**AIM**
Copy out the lines that have "data" in them.

**EXTRACTED ENTRIES**
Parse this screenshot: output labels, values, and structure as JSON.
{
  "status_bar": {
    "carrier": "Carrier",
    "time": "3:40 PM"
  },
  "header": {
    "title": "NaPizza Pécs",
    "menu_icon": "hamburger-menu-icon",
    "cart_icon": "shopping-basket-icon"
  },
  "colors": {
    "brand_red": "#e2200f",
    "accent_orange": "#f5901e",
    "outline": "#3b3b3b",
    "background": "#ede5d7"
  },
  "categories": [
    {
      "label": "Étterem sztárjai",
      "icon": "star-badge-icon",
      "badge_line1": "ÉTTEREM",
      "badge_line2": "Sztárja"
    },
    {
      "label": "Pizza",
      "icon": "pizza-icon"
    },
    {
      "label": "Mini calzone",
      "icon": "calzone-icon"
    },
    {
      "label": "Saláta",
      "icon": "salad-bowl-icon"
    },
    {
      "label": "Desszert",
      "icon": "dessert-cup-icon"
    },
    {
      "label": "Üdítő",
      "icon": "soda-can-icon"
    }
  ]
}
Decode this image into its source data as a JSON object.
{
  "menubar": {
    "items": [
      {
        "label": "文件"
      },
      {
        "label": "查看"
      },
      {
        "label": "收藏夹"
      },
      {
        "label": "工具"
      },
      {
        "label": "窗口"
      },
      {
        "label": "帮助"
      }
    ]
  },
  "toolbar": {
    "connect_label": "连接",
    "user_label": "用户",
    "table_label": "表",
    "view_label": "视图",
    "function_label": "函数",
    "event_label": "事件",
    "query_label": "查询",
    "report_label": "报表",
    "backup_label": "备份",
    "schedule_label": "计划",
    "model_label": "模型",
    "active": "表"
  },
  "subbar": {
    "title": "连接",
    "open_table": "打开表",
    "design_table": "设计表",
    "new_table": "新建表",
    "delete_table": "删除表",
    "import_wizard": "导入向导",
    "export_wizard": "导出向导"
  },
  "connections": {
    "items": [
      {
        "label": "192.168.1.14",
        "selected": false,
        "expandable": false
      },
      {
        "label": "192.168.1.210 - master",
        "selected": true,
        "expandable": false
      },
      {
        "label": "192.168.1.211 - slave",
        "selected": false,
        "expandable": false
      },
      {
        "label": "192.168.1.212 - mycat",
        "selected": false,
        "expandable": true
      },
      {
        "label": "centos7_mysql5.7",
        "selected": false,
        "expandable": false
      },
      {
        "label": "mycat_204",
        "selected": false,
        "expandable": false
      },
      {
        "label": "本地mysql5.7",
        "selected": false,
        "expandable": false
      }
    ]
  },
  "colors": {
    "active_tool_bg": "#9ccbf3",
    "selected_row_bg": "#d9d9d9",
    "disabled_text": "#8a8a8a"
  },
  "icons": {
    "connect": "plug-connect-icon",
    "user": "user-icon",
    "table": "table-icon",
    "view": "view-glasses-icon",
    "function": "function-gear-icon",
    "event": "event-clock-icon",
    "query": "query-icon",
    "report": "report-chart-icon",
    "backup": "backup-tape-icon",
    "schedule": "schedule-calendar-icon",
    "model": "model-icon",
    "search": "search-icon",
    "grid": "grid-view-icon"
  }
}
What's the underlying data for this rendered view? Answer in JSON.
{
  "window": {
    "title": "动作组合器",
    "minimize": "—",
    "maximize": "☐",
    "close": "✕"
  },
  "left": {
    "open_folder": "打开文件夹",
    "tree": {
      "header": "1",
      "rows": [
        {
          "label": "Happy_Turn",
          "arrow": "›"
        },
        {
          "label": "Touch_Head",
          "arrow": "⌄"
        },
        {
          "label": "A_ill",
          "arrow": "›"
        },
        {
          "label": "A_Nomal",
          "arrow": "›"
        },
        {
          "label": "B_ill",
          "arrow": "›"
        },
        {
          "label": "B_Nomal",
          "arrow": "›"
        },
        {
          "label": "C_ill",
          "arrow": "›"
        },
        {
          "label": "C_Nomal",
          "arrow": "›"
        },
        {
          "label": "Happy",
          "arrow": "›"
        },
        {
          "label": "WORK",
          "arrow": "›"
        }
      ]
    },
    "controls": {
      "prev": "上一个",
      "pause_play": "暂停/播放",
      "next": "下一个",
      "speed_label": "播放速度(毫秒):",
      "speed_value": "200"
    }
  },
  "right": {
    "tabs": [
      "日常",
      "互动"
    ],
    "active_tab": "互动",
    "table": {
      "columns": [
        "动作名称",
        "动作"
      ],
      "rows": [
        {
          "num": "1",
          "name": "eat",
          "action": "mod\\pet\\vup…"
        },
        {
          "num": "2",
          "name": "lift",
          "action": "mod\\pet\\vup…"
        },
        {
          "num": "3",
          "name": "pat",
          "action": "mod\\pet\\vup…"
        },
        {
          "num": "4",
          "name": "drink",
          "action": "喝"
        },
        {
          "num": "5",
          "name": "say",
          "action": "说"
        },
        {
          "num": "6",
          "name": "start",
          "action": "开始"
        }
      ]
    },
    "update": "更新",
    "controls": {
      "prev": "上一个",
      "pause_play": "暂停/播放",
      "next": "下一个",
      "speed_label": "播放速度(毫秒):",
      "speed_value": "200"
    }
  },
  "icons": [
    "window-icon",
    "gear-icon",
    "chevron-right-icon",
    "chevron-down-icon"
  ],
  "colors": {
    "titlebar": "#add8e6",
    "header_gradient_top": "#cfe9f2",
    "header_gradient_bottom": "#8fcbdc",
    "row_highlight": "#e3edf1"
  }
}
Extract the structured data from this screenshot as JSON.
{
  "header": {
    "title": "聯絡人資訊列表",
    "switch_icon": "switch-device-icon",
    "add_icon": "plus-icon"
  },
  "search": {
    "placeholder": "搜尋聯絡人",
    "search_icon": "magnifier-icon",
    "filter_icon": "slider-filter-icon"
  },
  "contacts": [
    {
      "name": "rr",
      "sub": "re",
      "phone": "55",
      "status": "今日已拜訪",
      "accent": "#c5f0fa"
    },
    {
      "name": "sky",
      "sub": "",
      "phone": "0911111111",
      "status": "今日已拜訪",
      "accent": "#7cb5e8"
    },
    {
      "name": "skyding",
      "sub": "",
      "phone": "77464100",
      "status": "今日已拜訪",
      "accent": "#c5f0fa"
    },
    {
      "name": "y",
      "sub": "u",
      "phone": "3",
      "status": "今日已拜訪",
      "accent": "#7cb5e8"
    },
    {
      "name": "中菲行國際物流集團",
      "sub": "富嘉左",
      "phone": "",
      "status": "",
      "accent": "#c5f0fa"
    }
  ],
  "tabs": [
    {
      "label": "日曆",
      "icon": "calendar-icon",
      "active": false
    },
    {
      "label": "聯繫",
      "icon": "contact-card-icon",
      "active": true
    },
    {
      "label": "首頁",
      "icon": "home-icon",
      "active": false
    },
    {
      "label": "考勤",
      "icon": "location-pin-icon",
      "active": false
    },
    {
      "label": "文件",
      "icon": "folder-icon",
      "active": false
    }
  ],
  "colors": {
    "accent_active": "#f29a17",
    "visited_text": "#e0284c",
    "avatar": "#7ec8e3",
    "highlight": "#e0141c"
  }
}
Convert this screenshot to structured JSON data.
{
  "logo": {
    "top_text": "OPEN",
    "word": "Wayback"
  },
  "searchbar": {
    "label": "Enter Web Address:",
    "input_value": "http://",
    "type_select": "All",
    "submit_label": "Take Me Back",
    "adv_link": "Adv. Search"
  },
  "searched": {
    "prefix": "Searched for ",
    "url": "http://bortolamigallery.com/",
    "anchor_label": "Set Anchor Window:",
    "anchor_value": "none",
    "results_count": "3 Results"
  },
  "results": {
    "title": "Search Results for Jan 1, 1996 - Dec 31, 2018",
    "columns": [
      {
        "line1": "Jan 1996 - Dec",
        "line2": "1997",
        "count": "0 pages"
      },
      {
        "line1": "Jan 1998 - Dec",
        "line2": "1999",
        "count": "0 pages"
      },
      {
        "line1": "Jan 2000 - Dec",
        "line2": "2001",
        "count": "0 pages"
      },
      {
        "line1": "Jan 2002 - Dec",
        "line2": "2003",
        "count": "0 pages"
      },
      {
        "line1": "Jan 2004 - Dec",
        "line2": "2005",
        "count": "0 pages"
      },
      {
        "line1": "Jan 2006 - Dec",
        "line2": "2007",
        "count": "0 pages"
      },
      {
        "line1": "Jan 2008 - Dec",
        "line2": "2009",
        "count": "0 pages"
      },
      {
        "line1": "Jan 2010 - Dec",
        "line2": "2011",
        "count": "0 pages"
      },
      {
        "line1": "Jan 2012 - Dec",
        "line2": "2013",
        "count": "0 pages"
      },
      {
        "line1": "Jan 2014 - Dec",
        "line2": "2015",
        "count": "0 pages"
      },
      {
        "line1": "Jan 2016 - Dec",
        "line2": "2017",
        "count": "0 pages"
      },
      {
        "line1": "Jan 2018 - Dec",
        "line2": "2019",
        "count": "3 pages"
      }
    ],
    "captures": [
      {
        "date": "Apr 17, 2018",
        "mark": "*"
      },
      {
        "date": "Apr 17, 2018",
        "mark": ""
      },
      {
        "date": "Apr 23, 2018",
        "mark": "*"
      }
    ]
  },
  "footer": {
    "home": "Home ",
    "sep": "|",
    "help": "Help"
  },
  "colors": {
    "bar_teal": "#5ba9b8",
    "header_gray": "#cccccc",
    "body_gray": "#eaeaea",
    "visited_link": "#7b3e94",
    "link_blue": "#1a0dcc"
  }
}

**RESULT FOR THIS EXERCISE**
Decode this image into its source data as a JSON object.
What's the underlying data for this rendered view? Answer in JSON.
Extract the structured data from this screenshot as JSON.
Convert this screenshot to structured JSON data.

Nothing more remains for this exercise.